PROBLEM: Find the lines with "mostů" in them and copy them out.

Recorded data
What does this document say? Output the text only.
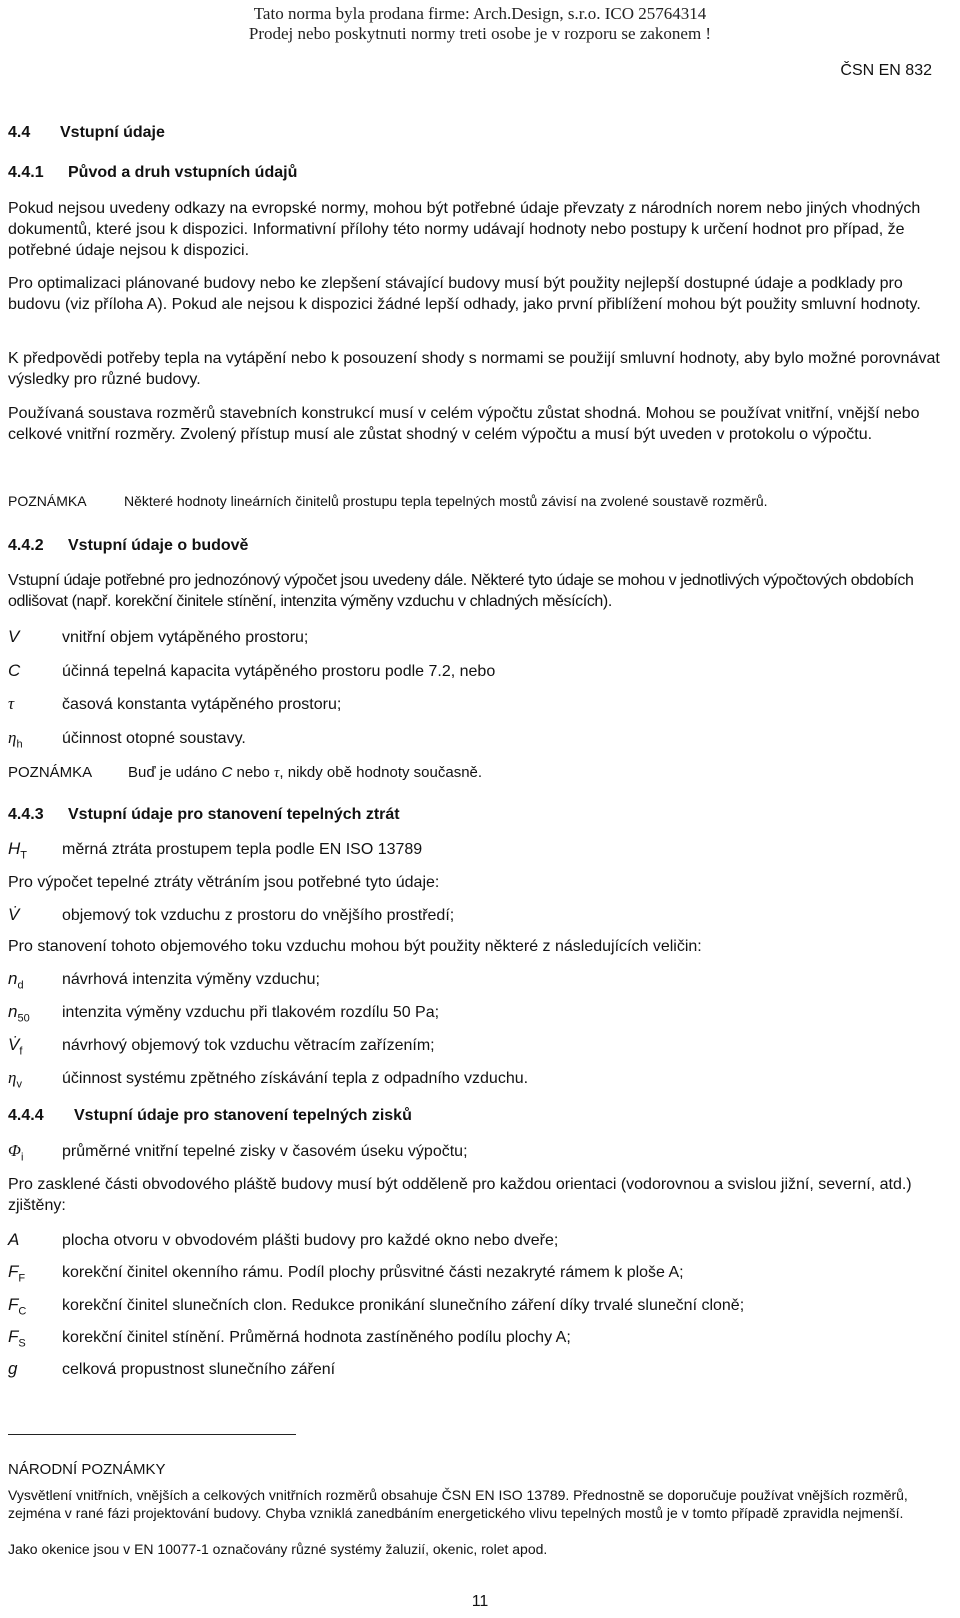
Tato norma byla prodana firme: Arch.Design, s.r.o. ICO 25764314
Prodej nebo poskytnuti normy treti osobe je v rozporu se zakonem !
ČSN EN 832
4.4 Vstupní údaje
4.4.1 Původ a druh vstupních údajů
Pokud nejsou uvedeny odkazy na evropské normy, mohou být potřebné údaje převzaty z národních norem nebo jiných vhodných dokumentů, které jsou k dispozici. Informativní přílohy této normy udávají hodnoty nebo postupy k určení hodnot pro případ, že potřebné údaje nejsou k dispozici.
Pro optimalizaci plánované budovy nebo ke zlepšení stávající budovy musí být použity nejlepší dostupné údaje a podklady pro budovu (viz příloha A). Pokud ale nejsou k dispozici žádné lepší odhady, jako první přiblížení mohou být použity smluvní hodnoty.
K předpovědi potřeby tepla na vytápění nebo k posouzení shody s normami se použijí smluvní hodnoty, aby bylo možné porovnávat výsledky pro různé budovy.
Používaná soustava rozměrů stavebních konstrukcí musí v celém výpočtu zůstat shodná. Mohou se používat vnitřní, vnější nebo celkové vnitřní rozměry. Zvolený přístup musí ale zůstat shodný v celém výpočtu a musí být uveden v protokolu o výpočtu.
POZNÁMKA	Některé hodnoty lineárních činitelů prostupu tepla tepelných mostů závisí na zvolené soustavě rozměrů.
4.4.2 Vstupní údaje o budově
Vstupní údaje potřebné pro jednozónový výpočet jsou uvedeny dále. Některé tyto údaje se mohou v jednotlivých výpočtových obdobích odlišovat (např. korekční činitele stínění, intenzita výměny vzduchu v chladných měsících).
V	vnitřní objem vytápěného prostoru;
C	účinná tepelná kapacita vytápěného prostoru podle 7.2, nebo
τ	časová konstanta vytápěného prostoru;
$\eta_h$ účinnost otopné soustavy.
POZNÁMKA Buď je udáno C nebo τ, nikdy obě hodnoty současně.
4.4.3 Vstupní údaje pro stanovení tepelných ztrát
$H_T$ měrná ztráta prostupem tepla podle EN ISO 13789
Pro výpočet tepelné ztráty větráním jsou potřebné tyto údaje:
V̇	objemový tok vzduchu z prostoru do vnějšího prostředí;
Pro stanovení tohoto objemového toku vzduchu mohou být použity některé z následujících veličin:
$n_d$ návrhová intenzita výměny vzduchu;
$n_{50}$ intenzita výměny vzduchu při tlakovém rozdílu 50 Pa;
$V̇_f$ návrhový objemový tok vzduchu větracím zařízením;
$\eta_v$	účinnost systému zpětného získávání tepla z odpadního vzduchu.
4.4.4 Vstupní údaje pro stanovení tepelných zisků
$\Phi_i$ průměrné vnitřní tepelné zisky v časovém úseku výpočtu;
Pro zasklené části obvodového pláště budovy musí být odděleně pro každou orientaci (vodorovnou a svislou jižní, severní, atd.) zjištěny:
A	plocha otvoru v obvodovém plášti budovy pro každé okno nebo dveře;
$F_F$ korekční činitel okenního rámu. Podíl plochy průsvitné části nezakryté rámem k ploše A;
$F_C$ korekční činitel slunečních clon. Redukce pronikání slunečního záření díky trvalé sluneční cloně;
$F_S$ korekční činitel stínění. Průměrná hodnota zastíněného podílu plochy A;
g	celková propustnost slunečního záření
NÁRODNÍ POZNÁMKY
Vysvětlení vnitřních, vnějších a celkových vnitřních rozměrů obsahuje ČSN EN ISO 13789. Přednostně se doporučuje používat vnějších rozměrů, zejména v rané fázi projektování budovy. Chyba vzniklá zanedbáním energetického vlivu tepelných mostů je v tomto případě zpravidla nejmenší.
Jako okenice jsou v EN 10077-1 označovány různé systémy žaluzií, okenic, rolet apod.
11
* * *
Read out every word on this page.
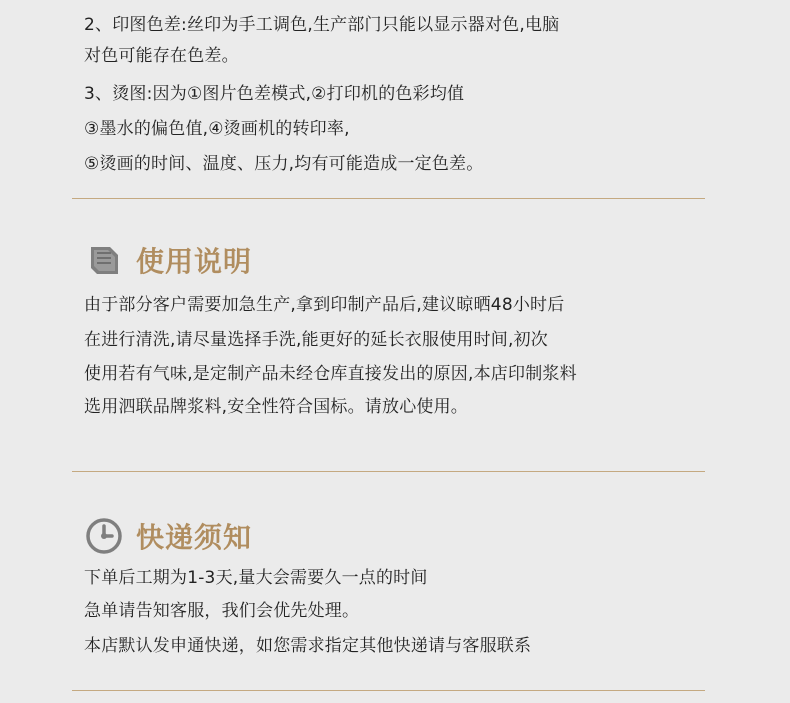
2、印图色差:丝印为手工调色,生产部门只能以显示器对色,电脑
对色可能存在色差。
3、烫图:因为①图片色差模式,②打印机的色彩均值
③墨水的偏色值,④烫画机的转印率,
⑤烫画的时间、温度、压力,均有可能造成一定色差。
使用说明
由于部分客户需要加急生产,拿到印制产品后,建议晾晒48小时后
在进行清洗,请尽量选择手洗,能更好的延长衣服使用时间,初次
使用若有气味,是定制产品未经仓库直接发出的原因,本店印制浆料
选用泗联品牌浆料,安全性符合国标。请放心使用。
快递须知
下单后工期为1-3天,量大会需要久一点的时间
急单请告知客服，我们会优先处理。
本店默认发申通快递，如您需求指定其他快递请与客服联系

RESPONSE TO THIS TASK:
POZNÁMKA	Některé hodnoty lineárních činitelů prostupu tepla tepelných mostů závisí na zvolené soustavě rozměrů.
Vysvětlení vnitřních, vnějších a celkových vnitřních rozměrů obsahuje ČSN EN ISO 13789. Přednostně se doporučuje používat vnějších rozměrů, zejména v rané fázi projektování budovy. Chyba vzniklá zanedbáním energetického vlivu tepelných mostů je v tomto případě zpravidla nejmenší.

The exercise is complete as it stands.